Written exercise:
Check each line of the entries below for the string "Juli" and state how many lines have it, with no other text.

Provided material:
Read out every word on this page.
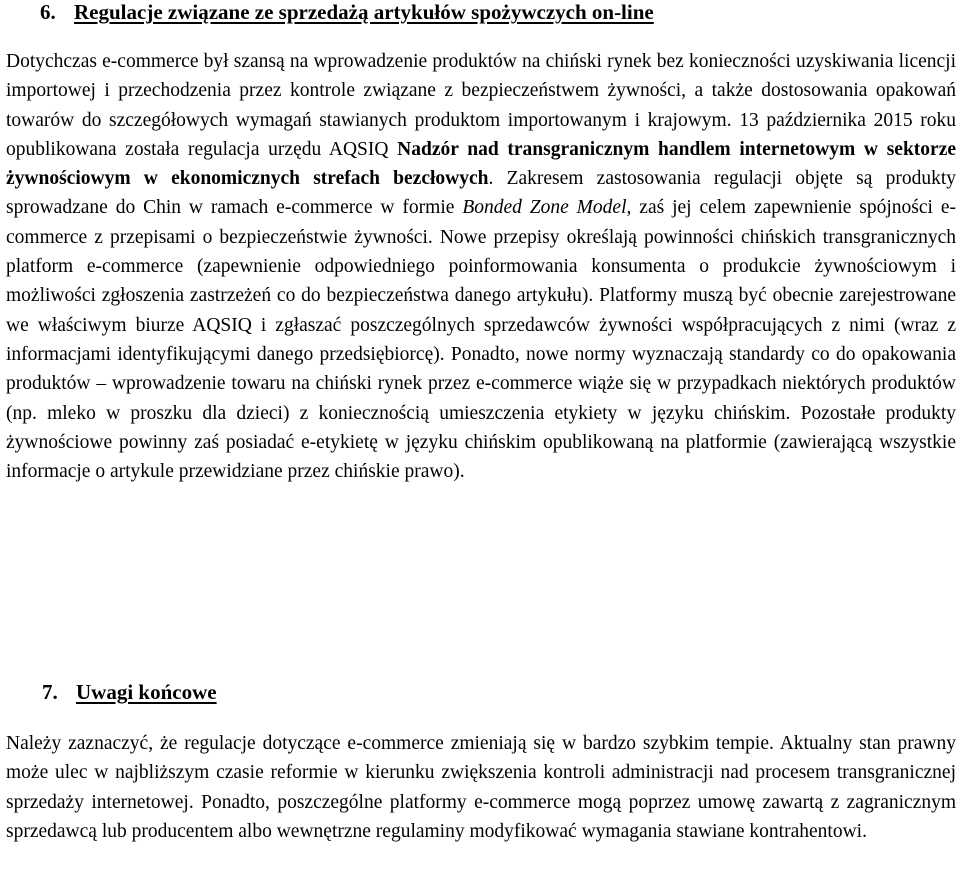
6. Regulacje związane ze sprzedażą artykułów spożywczych on-line

Dotychczas e-commerce był szansą na wprowadzenie produktów na chiński rynek bez konieczności uzyskiwania licencji importowej i przechodzenia przez kontrole związane z bezpieczeństwem żywności, a także dostosowania opakowań towarów do szczegółowych wymagań stawianych produktom importowanym i krajowym. 13 października 2015 roku opublikowana została regulacja urzędu AQSIQ Nadzór nad transgranicznym handlem internetowym w sektorze żywnościowym w ekonomicznych strefach bezcłowych. Zakresem zastosowania regulacji objęte są produkty sprowadzane do Chin w ramach e-commerce w formie Bonded Zone Model, zaś jej celem zapewnienie spójności e-commerce z przepisami o bezpieczeństwie żywności. Nowe przepisy określają powinności chińskich transgranicznych platform e-commerce (zapewnienie odpowiedniego poinformowania konsumenta o produkcie żywnościowym i możliwości zgłoszenia zastrzeżeń co do bezpieczeństwa danego artykułu). Platformy muszą być obecnie zarejestrowane we właściwym biurze AQSIQ i zgłaszać poszczególnych sprzedawców żywności współpracujących z nimi (wraz z informacjami identyfikującymi danego przedsiębiorcę). Ponadto, nowe normy wyznaczają standardy co do opakowania produktów – wprowadzenie towaru na chiński rynek przez e-commerce wiąże się w przypadkach niektórych produktów (np. mleko w proszku dla dzieci) z koniecznością umieszczenia etykiety w języku chińskim. Pozostałe produkty żywnościowe powinny zaś posiadać e-etykietę w języku chińskim opublikowaną na platformie (zawierającą wszystkie informacje o artykule przewidziane przez chińskie prawo).

7. Uwagi końcowe

Należy zaznaczyć, że regulacje dotyczące e-commerce zmieniają się w bardzo szybkim tempie. Aktualny stan prawny może ulec w najbliższym czasie reformie w kierunku zwiększenia kontroli administracji nad procesem transgranicznej sprzedaży internetowej. Ponadto, poszczególne platformy e-commerce mogą poprzez umowę zawartą z zagranicznym sprzedawcą lub producentem albo wewnętrzne regulaminy modyfikować wymagania stawiane kontrahentowi.
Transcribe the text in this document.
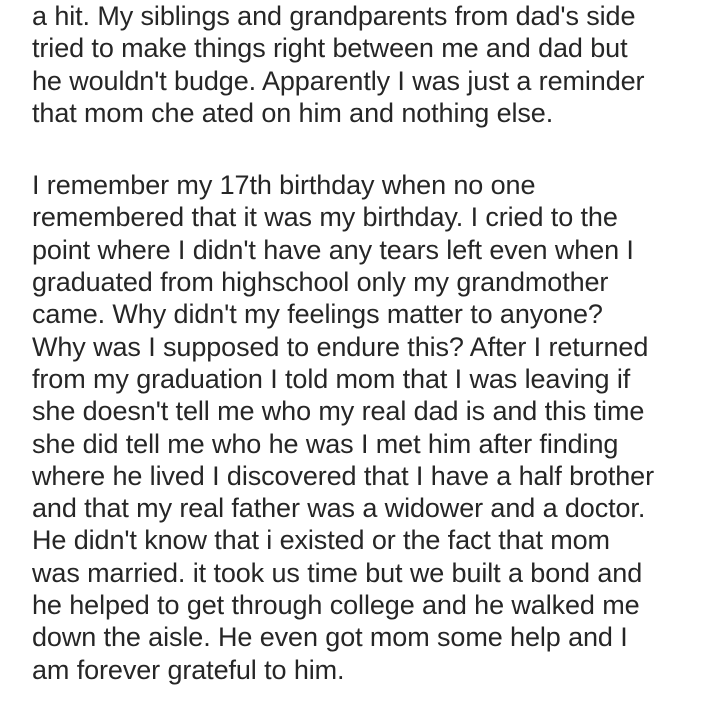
a hit. My siblings and grandparents from dad's side
tried to make things right between me and dad but
he wouldn't budge. Apparently I was just a reminder
that mom che ated on him and nothing else.
I remember my 17th birthday when no one
remembered that it was my birthday. I cried to the
point where I didn't have any tears left even when I
graduated from highschool only my grandmother
came. Why didn't my feelings matter to anyone?
Why was I supposed to endure this? After I returned
from my graduation I told mom that I was leaving if
she doesn't tell me who my real dad is and this time
she did tell me who he was I met him after finding
where he lived I discovered that I have a half brother
and that my real father was a widower and a doctor.
He didn't know that i existed or the fact that mom
was married. it took us time but we built a bond and
he helped to get through college and he walked me
down the aisle. He even got mom some help and I
am forever grateful to him.
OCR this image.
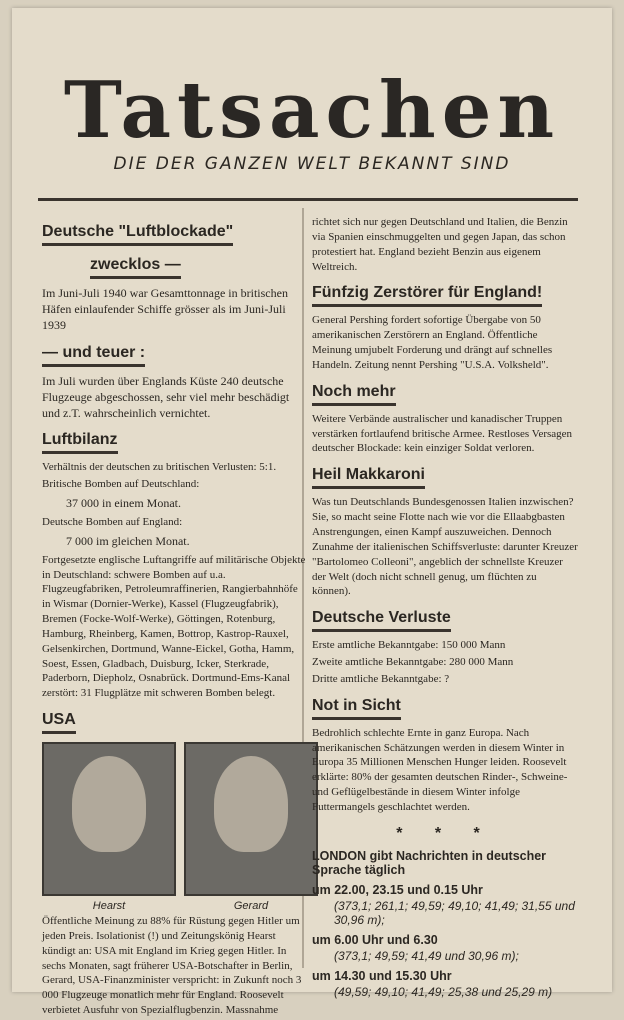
Tatsachen
DIE DER GANZEN WELT BEKANNT SIND
Deutsche "Luftblockade"
zwecklos —

Im Juni-Juli 1940 war Gesamttonnage in britischen Häfen einlaufender Schiffe grösser als im Juni-Juli 1939

— und teuer :

Im Juli wurden über Englands Küste 240 deutsche Flugzeuge abgeschossen, sehr viel mehr beschädigt und z.T. wahrscheinlich vernichtet.

Luftbilanz

Verhältnis der deutschen zu britischen Verlusten: 5:1.

Britische Bomben auf Deutschland:

37 000 in einem Monat.

Deutsche Bomben auf England:

7 000 im gleichen Monat.

Fortgesetzte englische Luftangriffe auf militärische Objekte in Deutschland: schwere Bomben auf u.a. Flugzeugfabriken, Petroleumraffinerien, Rangierbahnhöfe in Wismar (Dornier-Werke), Kassel (Flugzeugfabrik), Bremen (Focke-Wolf-Werke), Göttingen, Rotenburg, Hamburg, Rheinberg, Kamen, Bottrop, Kastrop-Rauxel, Gelsenkirchen, Dortmund, Wanne-Eickel, Gotha, Hamm, Soest, Essen, Gladbach, Duisburg, Icker, Sterkrade, Paderborn, Diepholz, Osnabrück. Dortmund-Ems-Kanal zerstört: 31 Flugplätze mit schweren Bomben belegt.

USA
Hearst	Gerard

Öffentliche Meinung zu 88% für Rüstung gegen Hitler um jeden Preis. Isolationist (!) und Zeitungskönig Hearst kündigt an: USA mit England im Krieg gegen Hitler. In sechs Monaten, sagt früherer USA-Botschafter in Berlin, Gerard, USA-Finanzminister verspricht: in Zukunft noch 3 000 Flugzeuge monatlich mehr für England. Roosevelt verbietet Ausfuhr von Spezialflugbenzin. Massnahme

richtet sich nur gegen Deutschland und Italien, die Benzin via Spanien einschmuggelten und gegen Japan, das schon protestiert hat. England bezieht Benzin aus eigenem Weltreich.

Fünfzig Zerstörer für England!

General Pershing fordert sofortige Übergabe von 50 amerikanischen Zerstörern an England. Öffentliche Meinung umjubelt Forderung und drängt auf schnelles Handeln. Zeitung nennt Pershing "U.S.A. Volksheld".

Noch mehr

Weitere Verbände australischer und kanadischer Truppen verstärken fortlaufend britische Armee. Restloses Versagen deutscher Blockade: kein einziger Soldat verloren.

Heil Makkaroni

Was tun Deutschlands Bundesgenossen Italien inzwischen? Sie, so macht seine Flotte nach wie vor die Ellaabgbasten Anstrengungen, einen Kampf auszuweichen. Dennoch Zunahme der italienischen Schiffsverluste: darunter Kreuzer "Bartolomeo Colleoni", angeblich der schnellste Kreuzer der Welt (doch nicht schnell genug, um flüchten zu können).

Deutsche Verluste

Erste amtliche Bekanntgabe: 150 000 Mann

Zweite amtliche Bekanntgabe: 280 000 Mann

Dritte amtliche Bekanntgabe: ?

Not in Sicht

Bedrohlich schlechte Ernte in ganz Europa. Nach amerikanischen Schätzungen werden in diesem Winter in Europa 35 Millionen Menschen Hunger leiden. Roosevelt erklärte: 80% der gesamten deutschen Rinder-, Schweine- und Geflügelbestände in diesem Winter infolge Futtermangels geschlachtet werden.

* * *
LONDON gibt Nachrichten in deutscher Sprache täglich
um 22.00, 23.15 und 0.15 Uhr
(373,1; 261,1; 49,59; 49,10; 41,49; 31,55 und 30,96 m);
um 6.00 Uhr und 6.30
(373,1; 49,59; 41,49 und 30,96 m);
um 14.30 und 15.30 Uhr
(49,59; 49,10; 41,49; 25,38 und 25,29 m)
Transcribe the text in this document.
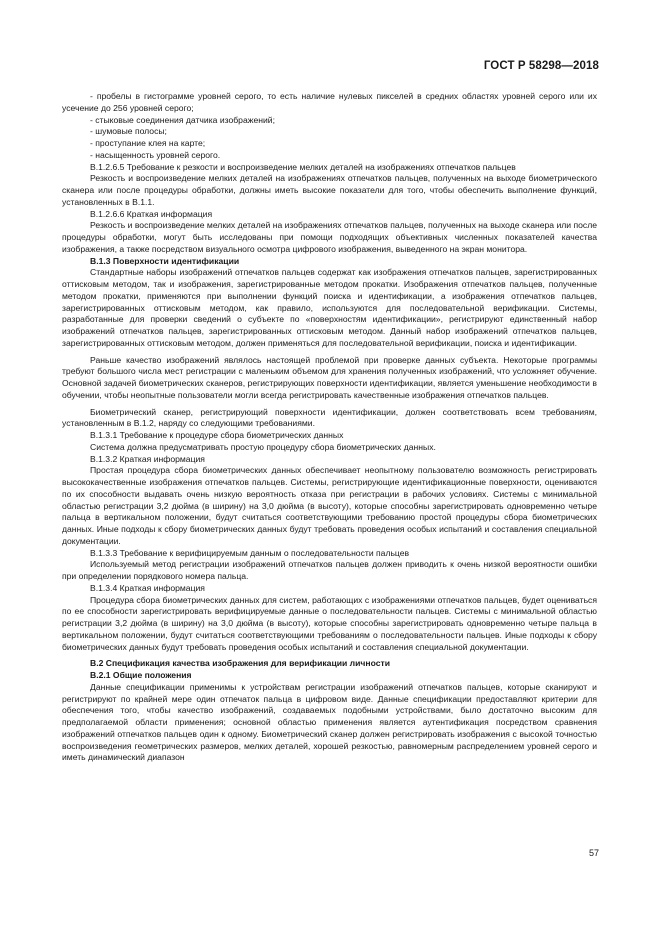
ГОСТ Р 58298—2018

- пробелы в гистограмме уровней серого, то есть наличие нулевых пикселей в средних областях уровней серого или их усечение до 256 уровней серого;

- стыковые соединения датчика изображений;

- шумовые полосы;

- проступание клея на карте;

- насыщенность уровней серого.

В.1.2.6.5 Требование к резкости и воспроизведение мелких деталей на изображениях отпечатков пальцев

Резкость и воспроизведение мелких деталей на изображениях отпечатков пальцев, полученных на выходе биометрического сканера или после процедуры обработки, должны иметь высокие показатели для того, чтобы обеспечить выполнение функций, установленных в В.1.1.

В.1.2.6.6 Краткая информация

Резкость и воспроизведение мелких деталей на изображениях отпечатков пальцев, полученных на выходе сканера или после процедуры обработки, могут быть исследованы при помощи подходящих объективных численных показателей качества изображения, а также посредством визуального осмотра цифрового изображения, выведенного на экран монитора.

В.1.3 Поверхности идентификации

Стандартные наборы изображений отпечатков пальцев содержат как изображения отпечатков пальцев, зарегистрированных оттисковым методом, так и изображения, зарегистрированные методом прокатки. Изображения отпечатков пальцев, полученные методом прокатки, применяются при выполнении функций поиска и идентификации, а изображения отпечатков пальцев, зарегистрированных оттисковым методом, как правило, используются для последовательной верификации. Системы, разработанные для проверки сведений о субъекте по «поверхностям идентификации», регистрируют единственный набор изображений отпечатков пальцев, зарегистрированных оттисковым методом. Данный набор изображений отпечатков пальцев, зарегистрированных оттисковым методом, должен применяться для последовательной верификации, поиска и идентификации.

Раньше качество изображений являлось настоящей проблемой при проверке данных субъекта. Некоторые программы требуют большого числа мест регистрации с маленьким объемом для хранения полученных изображений, что усложняет обучение. Основной задачей биометрических сканеров, регистрирующих поверхности идентификации, является уменьшение необходимости в обучении, чтобы неопытные пользователи могли всегда регистрировать качественные изображения отпечатков пальцев.

Биометрический сканер, регистрирующий поверхности идентификации, должен соответствовать всем требованиям, установленным в В.1.2, наряду со следующими требованиями.

В.1.3.1 Требование к процедуре сбора биометрических данных

Система должна предусматривать простую процедуру сбора биометрических данных.

В.1.3.2 Краткая информация

Простая процедура сбора биометрических данных обеспечивает неопытному пользователю возможность регистрировать высококачественные изображения отпечатков пальцев. Системы, регистрирующие идентификационные поверхности, оцениваются по их способности выдавать очень низкую вероятность отказа при регистрации в рабочих условиях. Системы с минимальной областью регистрации 3,2 дюйма (в ширину) на 3,0 дюйма (в высоту), которые способны зарегистрировать одновременно четыре пальца в вертикальном положении, будут считаться соответствующими требованию простой процедуры сбора биометрических данных. Иные подходы к сбору биометрических данных будут требовать проведения особых испытаний и составления специальной документации.

В.1.3.3 Требование к верифицируемым данным о последовательности пальцев

Используемый метод регистрации изображений отпечатков пальцев должен приводить к очень низкой вероятности ошибки при определении порядкового номера пальца.

В.1.3.4 Краткая информация

Процедура сбора биометрических данных для систем, работающих с изображениями отпечатков пальцев, будет оцениваться по ее способности зарегистрировать верифицируемые данные о последовательности пальцев. Системы с минимальной областью регистрации 3,2 дюйма (в ширину) на 3,0 дюйма (в высоту), которые способны зарегистрировать одновременно четыре пальца в вертикальном положении, будут считаться соответствующими требованиям о последовательности пальцев. Иные подходы к сбору биометрических данных будут требовать проведения особых испытаний и составления специальной документации.

В.2 Спецификация качества изображения для верификации личности

В.2.1 Общие положения

Данные спецификации применимы к устройствам регистрации изображений отпечатков пальцев, которые сканируют и регистрируют по крайней мере один отпечаток пальца в цифровом виде. Данные спецификации предоставляют критерии для обеспечения того, чтобы качество изображений, создаваемых подобными устройствами, было достаточно высоким для предполагаемой области применения; основной областью применения является аутентификация посредством сравнения изображений отпечатков пальцев один к одному. Биометрический сканер должен регистрировать изображения с высокой точностью воспроизведения геометрических размеров, мелких деталей, хорошей резкостью, равномерным распределением уровней серого и иметь динамический диапазон

57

Exercise solution:
2